• _What the task requires_:
Your copy of the material below should match it exactly, except that it holds no pictures.

╔══

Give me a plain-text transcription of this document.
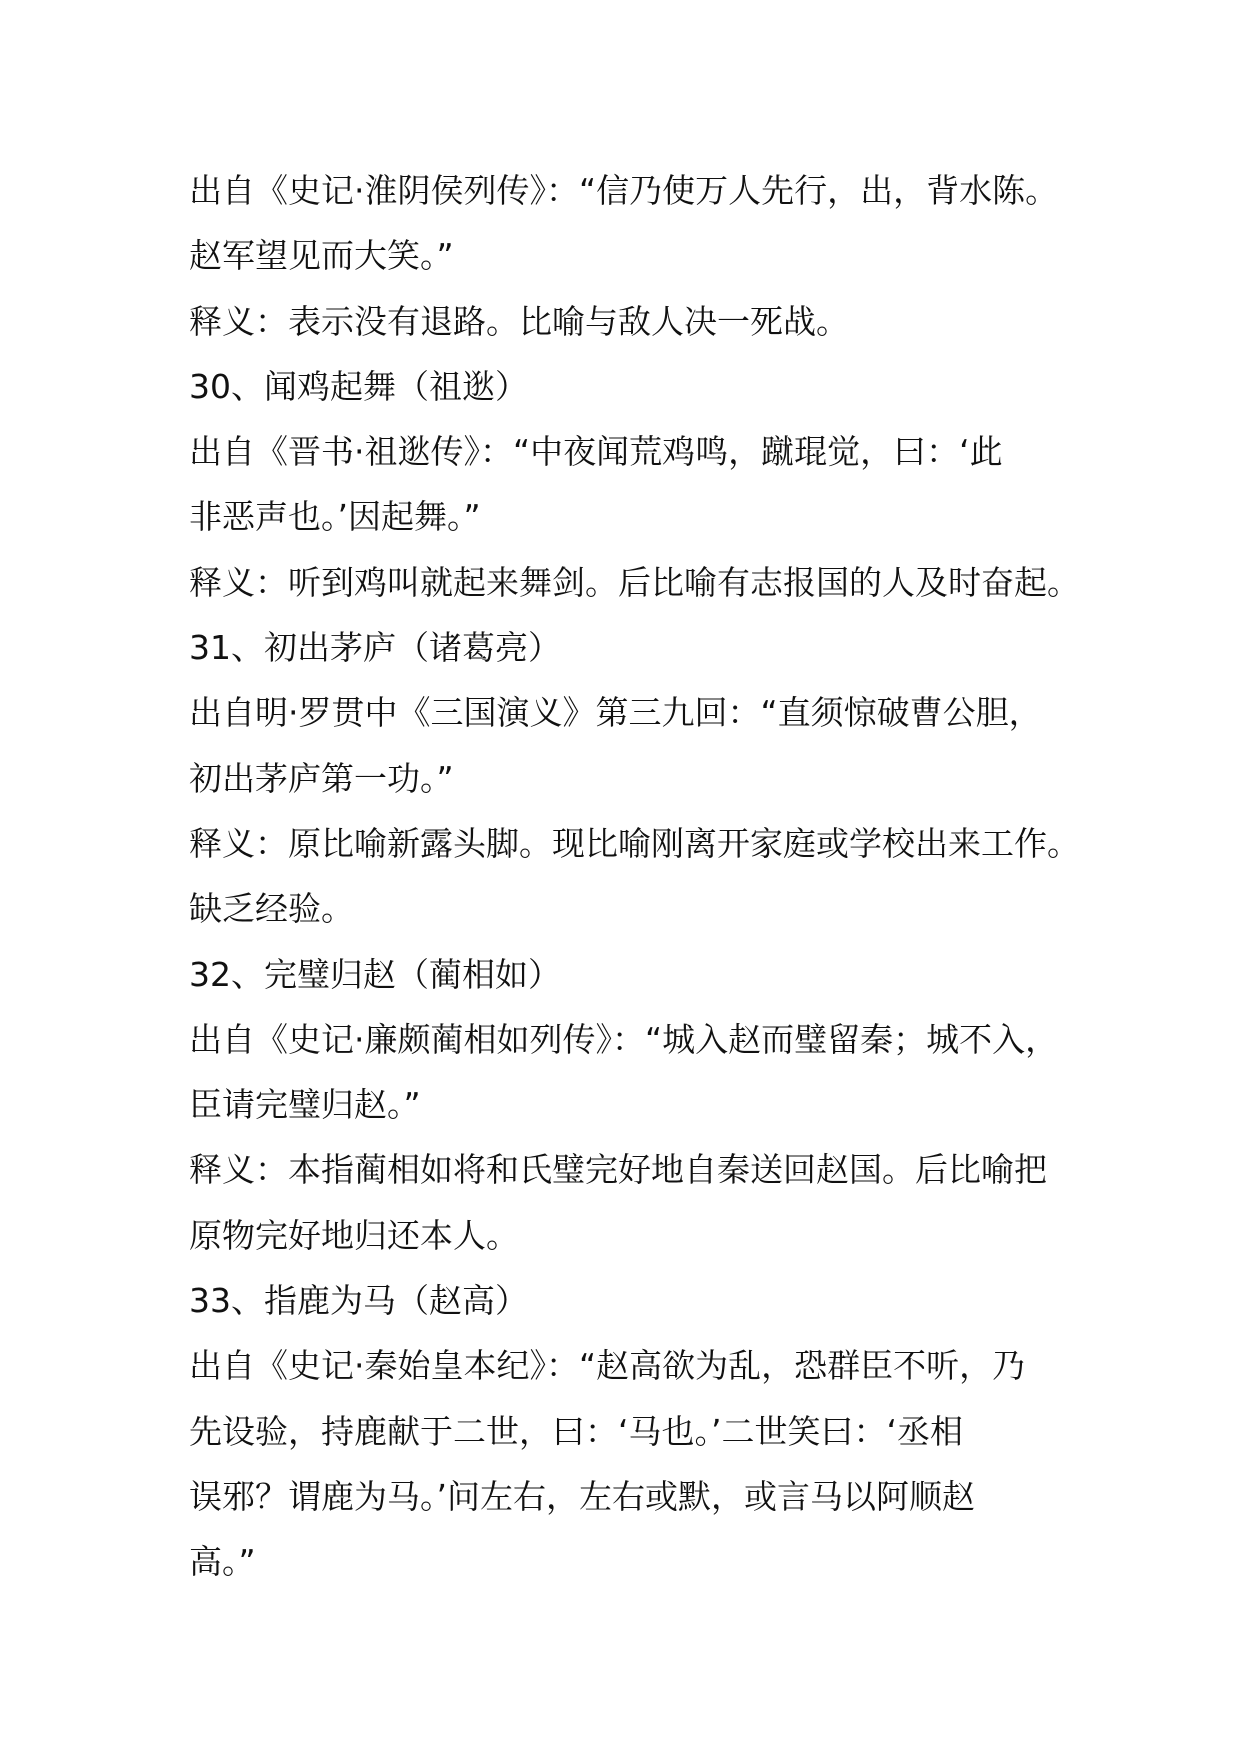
出自《史记·淮阴侯列传》：“信乃使万人先行，出，背水陈。
赵军望见而大笑。”
释义：表示没有退路。比喻与敌人决一死战。
30、闻鸡起舞（祖逖）
出自《晋书·祖逖传》：“中夜闻荒鸡鸣，蹴琨觉，曰：‘此
非恶声也。’因起舞。”
释义：听到鸡叫就起来舞剑。后比喻有志报国的人及时奋起。
31、初出茅庐（诸葛亮）
出自明·罗贯中《三国演义》第三九回：“直须惊破曹公胆，
初出茅庐第一功。”
释义：原比喻新露头脚。现比喻刚离开家庭或学校出来工作。
缺乏经验。
32、完璧归赵（蔺相如）
出自《史记·廉颇蔺相如列传》：“城入赵而璧留秦；城不入，
臣请完璧归赵。”
释义：本指蔺相如将和氏璧完好地自秦送回赵国。后比喻把
原物完好地归还本人。
33、指鹿为马（赵高）
出自《史记·秦始皇本纪》：“赵高欲为乱，恐群臣不听，乃
先设验，持鹿献于二世，曰：‘马也。’二世笑曰：‘丞相
误邪？谓鹿为马。’问左右，左右或默，或言马以阿顺赵
高。”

╚══

• _Task answer_:
Give me a plain-text transcription of this document.
出自《史记·淮阴侯列传》：“信乃使万人先行，出，背水陈。
赵军望见而大笑。”
释义：表示没有退路。比喻与敌人决一死战。
30、闻鸡起舞（祖逖）
出自《晋书·祖逖传》：“中夜闻荒鸡鸣，蹴琨觉，曰：‘此
非恶声也。’因起舞。”
释义：听到鸡叫就起来舞剑。后比喻有志报国的人及时奋起。
31、初出茅庐（诸葛亮）
出自明·罗贯中《三国演义》第三九回：“直须惊破曹公胆，
初出茅庐第一功。”
释义：原比喻新露头脚。现比喻刚离开家庭或学校出来工作。
缺乏经验。
32、完璧归赵（蔺相如）
出自《史记·廉颇蔺相如列传》：“城入赵而璧留秦；城不入，
臣请完璧归赵。”
释义：本指蔺相如将和氏璧完好地自秦送回赵国。后比喻把
原物完好地归还本人。
33、指鹿为马（赵高）
出自《史记·秦始皇本纪》：“赵高欲为乱，恐群臣不听，乃
先设验，持鹿献于二世，曰：‘马也。’二世笑曰：‘丞相
误邪？谓鹿为马。’问左右，左右或默，或言马以阿顺赵
高。”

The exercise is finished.